→ Document excerpt

◇ ◇ ◇ ◇ ◇

June 27, 2012

What We Can Learn from the Feminism/Skepticism Debacle

Oh boy, oh boy. I'm not sure I've ever wanted to beat my head against my desk as much as I have in the utter shambles that is the 'debate' in the skeptical circles over women's right to feel safe. It all kind of took off (as far as I could see) with Rebecca Watson's elevator report and has re-exploded after Jen McCreight said a few words that led to people asking for better harassment policies at conferences. Now, I don't have much to say in the actual 'debate', though for the benefit of doubt, I believe: everyone should feel safe at conferences, that reported threats and harassment should be taken seriously, that the safety of attendees is far more important than the promotion of the events and that marginalised groups should be paid attention to. (And check your privilege!) So I'm generally in agreement with Watson, Zvan, Benson et al, and in disagreement with Groethe, Thunderf00t, Blackford etc.

No, what I want to talk about is what we can learn from the back-and-forths that have been going on regarding the issues brought up by the skeptical folk. Let's not make any bones about this: it's been a mess.

◇ ◇ ◇ ◇ ◇

→ Extracted entries
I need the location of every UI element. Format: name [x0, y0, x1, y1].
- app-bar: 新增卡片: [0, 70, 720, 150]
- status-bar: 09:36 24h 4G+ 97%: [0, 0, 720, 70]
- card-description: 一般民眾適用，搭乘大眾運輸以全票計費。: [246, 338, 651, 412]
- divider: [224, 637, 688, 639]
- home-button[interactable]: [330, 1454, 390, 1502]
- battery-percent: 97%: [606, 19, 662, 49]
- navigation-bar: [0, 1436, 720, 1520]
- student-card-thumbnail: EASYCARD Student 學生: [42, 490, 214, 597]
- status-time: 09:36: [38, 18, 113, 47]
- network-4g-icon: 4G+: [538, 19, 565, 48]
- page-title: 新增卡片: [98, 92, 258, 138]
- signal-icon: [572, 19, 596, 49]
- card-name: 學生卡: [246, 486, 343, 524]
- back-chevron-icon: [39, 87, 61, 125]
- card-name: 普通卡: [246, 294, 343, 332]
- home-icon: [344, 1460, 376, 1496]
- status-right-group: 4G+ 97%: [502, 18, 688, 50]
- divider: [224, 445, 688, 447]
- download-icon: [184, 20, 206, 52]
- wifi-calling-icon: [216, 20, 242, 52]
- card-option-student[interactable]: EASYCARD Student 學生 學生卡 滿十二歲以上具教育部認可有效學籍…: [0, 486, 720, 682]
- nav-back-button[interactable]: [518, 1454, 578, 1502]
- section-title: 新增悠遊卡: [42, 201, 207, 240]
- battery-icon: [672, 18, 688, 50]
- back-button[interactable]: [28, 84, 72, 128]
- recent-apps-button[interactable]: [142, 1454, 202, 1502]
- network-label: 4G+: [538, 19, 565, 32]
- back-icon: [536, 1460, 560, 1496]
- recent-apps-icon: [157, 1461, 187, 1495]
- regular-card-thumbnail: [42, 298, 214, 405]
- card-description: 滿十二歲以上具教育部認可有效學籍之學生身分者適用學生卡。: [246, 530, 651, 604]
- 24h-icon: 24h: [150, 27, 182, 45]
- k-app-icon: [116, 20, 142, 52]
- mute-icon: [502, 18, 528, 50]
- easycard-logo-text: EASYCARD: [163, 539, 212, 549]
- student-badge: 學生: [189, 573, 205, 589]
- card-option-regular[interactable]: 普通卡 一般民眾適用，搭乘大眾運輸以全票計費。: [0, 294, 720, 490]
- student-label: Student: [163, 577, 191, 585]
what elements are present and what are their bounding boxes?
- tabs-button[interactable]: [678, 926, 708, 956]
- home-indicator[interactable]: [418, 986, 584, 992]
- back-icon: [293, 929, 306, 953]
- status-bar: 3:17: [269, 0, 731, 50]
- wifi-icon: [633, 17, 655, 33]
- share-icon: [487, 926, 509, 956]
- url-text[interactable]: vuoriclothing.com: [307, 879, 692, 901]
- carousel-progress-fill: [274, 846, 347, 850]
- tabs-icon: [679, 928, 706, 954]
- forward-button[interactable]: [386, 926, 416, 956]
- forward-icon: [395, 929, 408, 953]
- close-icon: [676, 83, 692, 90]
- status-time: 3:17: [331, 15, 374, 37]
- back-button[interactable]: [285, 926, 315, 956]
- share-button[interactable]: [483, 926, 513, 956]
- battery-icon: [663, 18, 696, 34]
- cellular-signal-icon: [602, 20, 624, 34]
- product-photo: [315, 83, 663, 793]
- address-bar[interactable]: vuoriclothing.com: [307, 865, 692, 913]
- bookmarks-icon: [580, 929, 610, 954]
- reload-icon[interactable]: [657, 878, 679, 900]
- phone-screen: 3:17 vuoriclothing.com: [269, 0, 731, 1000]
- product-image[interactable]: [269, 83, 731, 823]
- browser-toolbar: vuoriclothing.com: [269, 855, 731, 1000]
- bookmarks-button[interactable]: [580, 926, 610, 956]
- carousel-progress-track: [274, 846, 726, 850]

◇ ◇ ◇ ◇ ◇

→ Tasks to complete
a: Retype the stretch of the post on the feminism/skepticism debate from "No, what I want" through "been a mess.".
b: List the beliefs the writer of the post on the feminism/skepticism debate states after the words "I believe:".

→ Solutions to the problems
a:
No, what I want to talk about is what we can learn from the back-and-forths that have been going on regarding the issues brought up by the skeptical folk. Let's not make any bones about this: it's been a mess.

b:
- Everyone should feel safe at conferences.
- Reported threats and harassment should be taken seriously.
- The safety of attendees is far more important than the promotion of the events.
- Marginalised groups should be paid attention to.